* Written task
Set down each line of the data below exactly as it stands, dropping the pictures.

* Exercise input
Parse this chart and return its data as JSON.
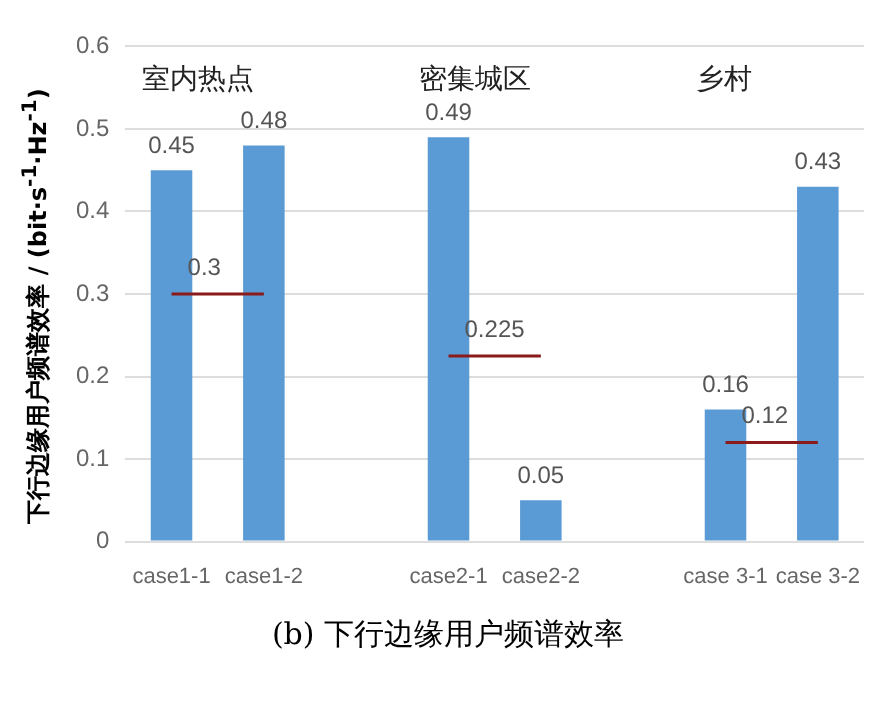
{
  "chart_data": {
    "type": "bar",
    "ylabel": "下行边缘用户频谱效率 / (bit·s$^{-1}$·Hz$^{-1}$)",
    "categories": [
      "case1-1",
      "case1-2",
      null,
      "case2-1",
      "case2-2",
      null,
      "case 3-1",
      "case 3-2"
    ],
    "series": [
      {
        "color": "#5b9bd5",
        "values": [
          0.45,
          0.48,
          null,
          0.49,
          0.05,
          null,
          0.16,
          0.43
        ]
      },
      {
        "type": "line",
        "color": "#8b1a1a",
        "values": [
          0.3,
          0.3,
          null,
          null,
          null,
          null,
          null,
          null
        ],
        "value_labels": [
          "0.3",
          null,
          null,
          null,
          null,
          null,
          null,
          null
        ]
      },
      {
        "type": "line",
        "color": "#8b1a1a",
        "values": [
          null,
          null,
          null,
          0.225,
          0.225,
          null,
          null,
          null
        ],
        "value_labels": [
          null,
          null,
          null,
          "0.225",
          null,
          null,
          null,
          null
        ]
      },
      {
        "type": "line",
        "color": "#8b1a1a",
        "values": [
          null,
          null,
          null,
          null,
          null,
          null,
          0.12,
          0.12
        ],
        "value_labels": [
          null,
          null,
          null,
          null,
          null,
          null,
          "0.12",
          null
        ]
      }
    ],
    "data_labels": true,
    "ylim": [
      0,
      0.6
    ],
    "yticks": [
      0,
      0.1,
      0.2,
      0.3,
      0.4,
      0.5,
      0.6
    ],
    "grid": "y",
    "legend": false,
    "marker": "none",
    "annotations": [
      "室内热点",
      "密集城区",
      "乡村",
      "(b)  下行边缘用户频谱效率"
    ]
  }
}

* Task solution
Parse this chart and return its data as JSON.
{
  "chart_data": {
    "type": "bar",
    "ylabel": "下行边缘用户频谱效率 / (bit·s$^{-1}$·Hz$^{-1}$)",
    "categories": [
      "case1-1",
      "case1-2",
      null,
      "case2-1",
      "case2-2",
      null,
      "case 3-1",
      "case 3-2"
    ],
    "series": [
      {
        "color": "#5b9bd5",
        "values": [
          0.45,
          0.48,
          null,
          0.49,
          0.05,
          null,
          0.16,
          0.43
        ]
      },
      {
        "type": "line",
        "color": "#8b1a1a",
        "values": [
          0.3,
          0.3,
          null,
          null,
          null,
          null,
          null,
          null
        ],
        "value_labels": [
          "0.3",
          null,
          null,
          null,
          null,
          null,
          null,
          null
        ]
      },
      {
        "type": "line",
        "color": "#8b1a1a",
        "values": [
          null,
          null,
          null,
          0.225,
          0.225,
          null,
          null,
          null
        ],
        "value_labels": [
          null,
          null,
          null,
          "0.225",
          null,
          null,
          null,
          null
        ]
      },
      {
        "type": "line",
        "color": "#8b1a1a",
        "values": [
          null,
          null,
          null,
          null,
          null,
          null,
          0.12,
          0.12
        ],
        "value_labels": [
          null,
          null,
          null,
          null,
          null,
          null,
          "0.12",
          null
        ]
      }
    ],
    "data_labels": true,
    "ylim": [
      0,
      0.6
    ],
    "yticks": [
      0,
      0.1,
      0.2,
      0.3,
      0.4,
      0.5,
      0.6
    ],
    "grid": "y",
    "legend": false,
    "marker": "none",
    "annotations": [
      "室内热点",
      "密集城区",
      "乡村",
      "(b)  下行边缘用户频谱效率"
    ]
  }
}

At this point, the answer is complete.